_Problem_
Print every entry, word for word, and skip the images.
* start Supplied material *
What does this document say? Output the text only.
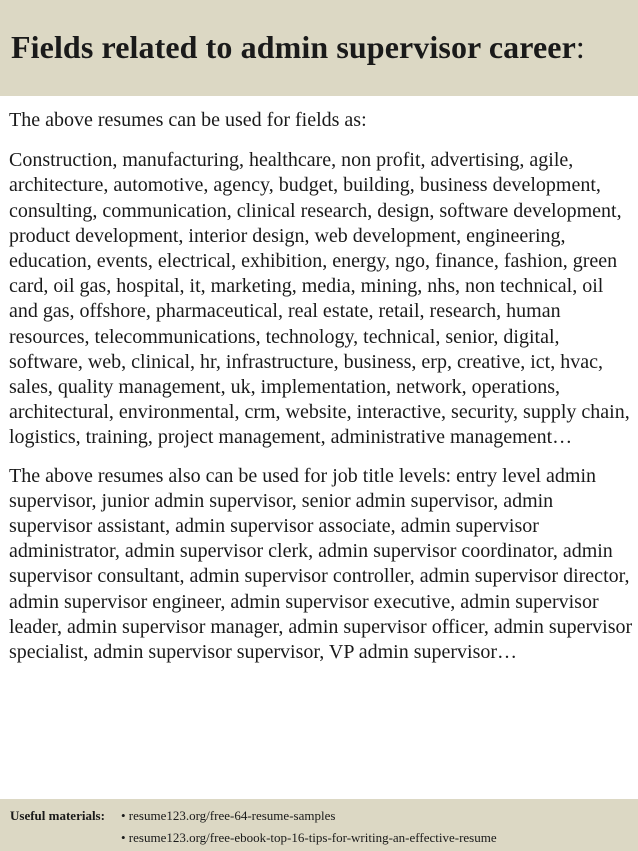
Fields related to admin supervisor career:

The above resumes can be used for fields as:

Construction, manufacturing, healthcare, non profit, advertising, agile, architecture, automotive, agency, budget, building, business development, consulting, communication, clinical research, design, software development, product development, interior design, web development, engineering, education, events, electrical, exhibition, energy, ngo, finance, fashion, green card, oil gas, hospital, it, marketing, media, mining, nhs, non technical, oil and gas, offshore, pharmaceutical, real estate, retail, research, human resources, telecommunications, technology, technical, senior, digital, software, web, clinical, hr, infrastructure, business, erp, creative, ict, hvac, sales, quality management, uk, implementation, network, operations, architectural, environmental, crm, website, interactive, security, supply chain, logistics, training, project management, administrative management…

The above resumes also can be used for job title levels: entry level admin supervisor, junior admin supervisor, senior admin supervisor, admin supervisor assistant, admin supervisor associate, admin supervisor administrator, admin supervisor clerk, admin supervisor coordinator, admin supervisor consultant, admin supervisor controller, admin supervisor director, admin supervisor engineer, admin supervisor executive, admin supervisor leader, admin supervisor manager, admin supervisor officer, admin supervisor specialist, admin supervisor supervisor, VP admin supervisor…

Useful materials: • resume123.org/free-64-resume-samples
• resume123.org/free-ebook-top-16-tips-for-writing-an-effective-resume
* end Supplied material *
_Written response_
What does this document say? Output the text only.
Fields related to admin supervisor career:

The above resumes can be used for fields as:

Construction, manufacturing, healthcare, non profit, advertising, agile, architecture, automotive, agency, budget, building, business development, consulting, communication, clinical research, design, software development, product development, interior design, web development, engineering, education, events, electrical, exhibition, energy, ngo, finance, fashion, green card, oil gas, hospital, it, marketing, media, mining, nhs, non technical, oil and gas, offshore, pharmaceutical, real estate, retail, research, human resources, telecommunications, technology, technical, senior, digital, software, web, clinical, hr, infrastructure, business, erp, creative, ict, hvac, sales, quality management, uk, implementation, network, operations, architectural, environmental, crm, website, interactive, security, supply chain, logistics, training, project management, administrative management…

The above resumes also can be used for job title levels: entry level admin supervisor, junior admin supervisor, senior admin supervisor, admin supervisor assistant, admin supervisor associate, admin supervisor administrator, admin supervisor clerk, admin supervisor coordinator, admin supervisor consultant, admin supervisor controller, admin supervisor director, admin supervisor engineer, admin supervisor executive, admin supervisor leader, admin supervisor manager, admin supervisor officer, admin supervisor specialist, admin supervisor supervisor, VP admin supervisor…

Useful materials: • resume123.org/free-64-resume-samples
• resume123.org/free-ebook-top-16-tips-for-writing-an-effective-resume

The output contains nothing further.